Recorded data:
↓

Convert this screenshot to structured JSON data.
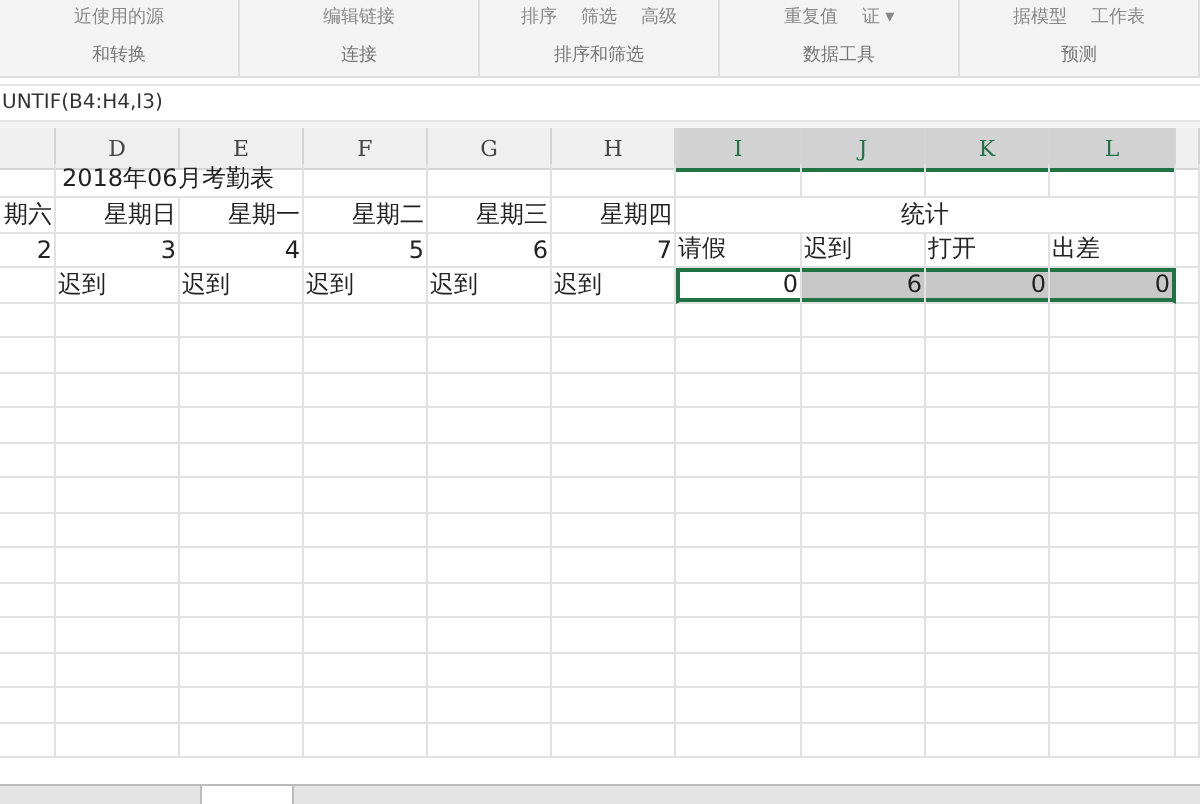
{
  "ribbon": {
    "groups": [
      {
        "items": [
          "近使用的源"
        ],
        "label": "和转换"
      },
      {
        "items": [
          "编辑链接"
        ],
        "label": "连接"
      },
      {
        "items": [
          "排序",
          "筛选",
          "高级"
        ],
        "label": "排序和筛选"
      },
      {
        "items": [
          "重复值",
          "证 ▾"
        ],
        "label": "数据工具"
      },
      {
        "items": [
          "据模型",
          "工作表"
        ],
        "label": "预测"
      }
    ]
  },
  "formula_bar": {
    "value": "UNTIF(B4:H4,I3)"
  },
  "columns": [
    {
      "selected": false
    },
    {
      "label": "D",
      "selected": false
    },
    {
      "label": "E",
      "selected": false
    },
    {
      "label": "F",
      "selected": false
    },
    {
      "label": "G",
      "selected": false
    },
    {
      "label": "H",
      "selected": false
    },
    {
      "label": "I",
      "selected": true
    },
    {
      "label": "J",
      "selected": true
    },
    {
      "label": "K",
      "selected": true
    },
    {
      "label": "L",
      "selected": true
    },
    {
      "selected": false
    }
  ],
  "rows": [
    {
      "cells": [
        {
          "kind": "empty"
        },
        {
          "kind": "title",
          "text": "2018年06月考勤表"
        }
      ]
    },
    {
      "cells": [
        {
          "kind": "number",
          "text": "期六"
        },
        {
          "kind": "number",
          "text": "星期日"
        },
        {
          "kind": "number",
          "text": "星期一"
        },
        {
          "kind": "number",
          "text": "星期二"
        },
        {
          "kind": "number",
          "text": "星期三"
        },
        {
          "kind": "number",
          "text": "星期四"
        },
        {
          "kind": "merged",
          "text": "统计"
        }
      ]
    },
    {
      "cells": [
        {
          "kind": "number",
          "text": "2"
        },
        {
          "kind": "number",
          "text": "3"
        },
        {
          "kind": "number",
          "text": "4"
        },
        {
          "kind": "number",
          "text": "5"
        },
        {
          "kind": "number",
          "text": "6"
        },
        {
          "kind": "number",
          "text": "7"
        },
        {
          "kind": "text",
          "text": "请假"
        },
        {
          "kind": "text",
          "text": "迟到"
        },
        {
          "kind": "text",
          "text": "打开"
        },
        {
          "kind": "text",
          "text": "出差"
        }
      ]
    },
    {
      "cells": [
        {
          "kind": "empty"
        },
        {
          "kind": "text",
          "text": "迟到"
        },
        {
          "kind": "text",
          "text": "迟到"
        },
        {
          "kind": "text",
          "text": "迟到"
        },
        {
          "kind": "text",
          "text": "迟到"
        },
        {
          "kind": "text",
          "text": "迟到"
        },
        {
          "kind": "number",
          "text": "0",
          "selected": true,
          "active": true
        },
        {
          "kind": "number",
          "text": "6",
          "selected": true,
          "active": false
        },
        {
          "kind": "number",
          "text": "0",
          "selected": true,
          "active": false
        },
        {
          "kind": "number",
          "text": "0",
          "selected": true,
          "active": false
        }
      ]
    }
  ]
}
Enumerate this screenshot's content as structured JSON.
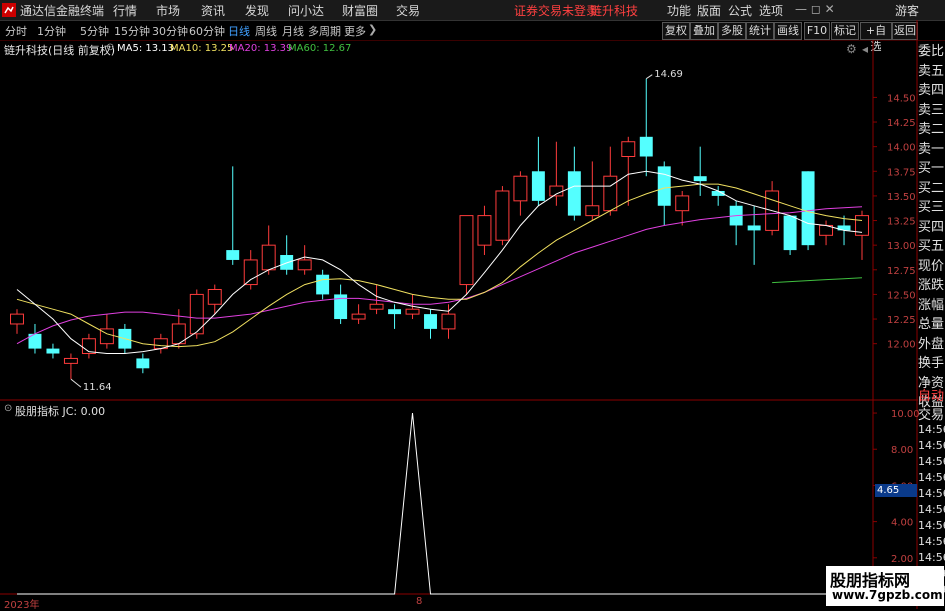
{
  "menu": {
    "app_title": "通达信金融终端",
    "items": [
      "行情",
      "市场",
      "资讯",
      "发现",
      "问小达",
      "财富圈",
      "交易"
    ],
    "notice": "证券交易未登录",
    "stock": "链升科技",
    "right_items": [
      "功能",
      "版面",
      "公式",
      "选项"
    ],
    "guest": "游客"
  },
  "periods": [
    "分时",
    "1分钟",
    "5分钟",
    "15分钟",
    "30分钟",
    "60分钟",
    "日线",
    "周线",
    "月线",
    "多周期",
    "更多"
  ],
  "active_period": "日线",
  "toolbar": [
    "复权",
    "叠加",
    "多股",
    "统计",
    "画线",
    "F10",
    "标记",
    "+自选",
    "返回"
  ],
  "header": {
    "title": "链升科技(日线 前复权)",
    "ma": [
      {
        "label": "MA5: 13.13",
        "color": "#ffffff"
      },
      {
        "label": "MA10: 13.25",
        "color": "#f0e060"
      },
      {
        "label": "MA20: 13.39",
        "color": "#e040e0"
      },
      {
        "label": "MA60: 12.67",
        "color": "#40c040"
      }
    ]
  },
  "price_axis": {
    "ticks": [
      "14.50",
      "14.25",
      "14.00",
      "13.75",
      "13.50",
      "13.25",
      "13.00",
      "12.75",
      "12.50",
      "12.25",
      "12.00"
    ],
    "min": 11.55,
    "max": 14.9
  },
  "annotations": {
    "high": "14.69",
    "low": "11.64"
  },
  "sub_header": "股朋指标  JC: 0.00",
  "sub_axis": {
    "ticks": [
      "10.00",
      "8.00",
      "6.00",
      "4.00",
      "2.00"
    ],
    "min": 0,
    "max": 10.5,
    "current": "4.65"
  },
  "side_labels": [
    "委比",
    "卖五",
    "卖四",
    "卖三",
    "卖二",
    "卖一",
    "买一",
    "买二",
    "买三",
    "买四",
    "买五",
    "现价",
    "涨跌",
    "涨幅",
    "总量",
    "外盘",
    "换手",
    "净资",
    "收益"
  ],
  "side_lower": [
    "自动",
    "交易"
  ],
  "side_times": [
    "14:56",
    "14:56",
    "14:56",
    "14:56",
    "14:56",
    "14:56",
    "14:56",
    "14:56",
    "14:56",
    "14:56",
    "14:56"
  ],
  "bottom": {
    "year": "2023年",
    "mark": "8"
  },
  "watermark": {
    "line1": "股朋指标网",
    "line2": "www.7gpzb.com"
  },
  "chart_data": {
    "type": "candlestick",
    "candles": [
      [
        12.2,
        12.3,
        12.35,
        12.1
      ],
      [
        12.1,
        11.95,
        12.2,
        11.9
      ],
      [
        11.95,
        11.9,
        12.0,
        11.85
      ],
      [
        11.8,
        11.85,
        11.9,
        11.64
      ],
      [
        11.9,
        12.05,
        12.1,
        11.85
      ],
      [
        12.0,
        12.15,
        12.3,
        11.95
      ],
      [
        12.15,
        11.95,
        12.2,
        11.9
      ],
      [
        11.85,
        11.75,
        11.9,
        11.7
      ],
      [
        11.95,
        12.05,
        12.1,
        11.9
      ],
      [
        12.0,
        12.2,
        12.35,
        11.95
      ],
      [
        12.1,
        12.5,
        12.55,
        12.05
      ],
      [
        12.4,
        12.55,
        12.6,
        12.3
      ],
      [
        12.95,
        12.85,
        13.8,
        12.8
      ],
      [
        12.6,
        12.85,
        12.95,
        12.55
      ],
      [
        12.75,
        13.0,
        13.2,
        12.7
      ],
      [
        12.9,
        12.75,
        13.1,
        12.7
      ],
      [
        12.75,
        12.85,
        13.0,
        12.7
      ],
      [
        12.7,
        12.5,
        12.75,
        12.45
      ],
      [
        12.5,
        12.25,
        12.6,
        12.2
      ],
      [
        12.25,
        12.3,
        12.4,
        12.2
      ],
      [
        12.35,
        12.4,
        12.6,
        12.3
      ],
      [
        12.35,
        12.3,
        12.4,
        12.15
      ],
      [
        12.3,
        12.35,
        12.5,
        12.25
      ],
      [
        12.3,
        12.15,
        12.35,
        12.05
      ],
      [
        12.15,
        12.3,
        12.4,
        12.05
      ],
      [
        12.6,
        13.3,
        13.3,
        12.5
      ],
      [
        13.0,
        13.3,
        13.4,
        12.9
      ],
      [
        13.05,
        13.55,
        13.6,
        13.0
      ],
      [
        13.45,
        13.7,
        13.75,
        13.3
      ],
      [
        13.75,
        13.45,
        14.1,
        13.4
      ],
      [
        13.5,
        13.6,
        14.05,
        13.4
      ],
      [
        13.75,
        13.3,
        14.0,
        13.25
      ],
      [
        13.3,
        13.4,
        13.85,
        13.25
      ],
      [
        13.35,
        13.7,
        14.0,
        13.3
      ],
      [
        13.9,
        14.05,
        14.1,
        13.4
      ],
      [
        14.1,
        13.9,
        14.69,
        13.7
      ],
      [
        13.8,
        13.4,
        13.85,
        13.2
      ],
      [
        13.35,
        13.5,
        13.55,
        13.2
      ],
      [
        13.7,
        13.65,
        14.0,
        13.5
      ],
      [
        13.55,
        13.5,
        13.6,
        13.4
      ],
      [
        13.4,
        13.2,
        13.45,
        13.0
      ],
      [
        13.2,
        13.15,
        13.4,
        12.8
      ],
      [
        13.15,
        13.55,
        13.65,
        13.1
      ],
      [
        13.3,
        12.95,
        13.3,
        12.9
      ],
      [
        13.75,
        13.0,
        13.75,
        12.95
      ],
      [
        13.1,
        13.2,
        13.25,
        13.0
      ],
      [
        13.2,
        13.15,
        13.3,
        13.0
      ],
      [
        13.1,
        13.3,
        13.35,
        12.85
      ]
    ],
    "ma5": [
      12.55,
      12.4,
      12.25,
      12.05,
      11.92,
      11.9,
      11.9,
      11.92,
      11.95,
      12.0,
      12.12,
      12.3,
      12.5,
      12.65,
      12.75,
      12.82,
      12.88,
      12.85,
      12.75,
      12.6,
      12.48,
      12.42,
      12.38,
      12.35,
      12.33,
      12.5,
      12.72,
      12.95,
      13.2,
      13.4,
      13.52,
      13.6,
      13.6,
      13.6,
      13.72,
      13.75,
      13.72,
      13.66,
      13.62,
      13.55,
      13.45,
      13.4,
      13.35,
      13.3,
      13.22,
      13.2,
      13.15,
      13.13
    ],
    "ma10": [
      12.45,
      12.4,
      12.35,
      12.3,
      12.2,
      12.1,
      12.05,
      12.0,
      11.98,
      11.97,
      11.98,
      12.02,
      12.12,
      12.25,
      12.38,
      12.5,
      12.6,
      12.65,
      12.66,
      12.64,
      12.6,
      12.55,
      12.5,
      12.47,
      12.45,
      12.45,
      12.52,
      12.62,
      12.78,
      12.92,
      13.05,
      13.15,
      13.25,
      13.35,
      13.45,
      13.52,
      13.58,
      13.6,
      13.62,
      13.62,
      13.58,
      13.52,
      13.46,
      13.4,
      13.34,
      13.3,
      13.27,
      13.25
    ],
    "ma20": [
      12.0,
      12.1,
      12.18,
      12.24,
      12.28,
      12.3,
      12.32,
      12.32,
      12.3,
      12.28,
      12.26,
      12.26,
      12.28,
      12.3,
      12.34,
      12.38,
      12.42,
      12.44,
      12.46,
      12.46,
      12.44,
      12.42,
      12.4,
      12.4,
      12.42,
      12.46,
      12.52,
      12.6,
      12.68,
      12.76,
      12.84,
      12.92,
      12.98,
      13.04,
      13.1,
      13.16,
      13.2,
      13.23,
      13.26,
      13.28,
      13.3,
      13.31,
      13.32,
      13.33,
      13.35,
      13.37,
      13.38,
      13.39
    ],
    "ma60_tail": [
      12.62,
      12.63,
      12.64,
      12.65,
      12.66,
      12.67
    ],
    "jc_spike_index": 22,
    "jc_spike_value": 10
  }
}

↑

◆ PROBLEM DETAILS
Gather each line in these records that contains the string "structured".

◆ TASK ANSWER
Convert this screenshot to structured JSON data.
Enumerate this screenshot's content as structured JSON.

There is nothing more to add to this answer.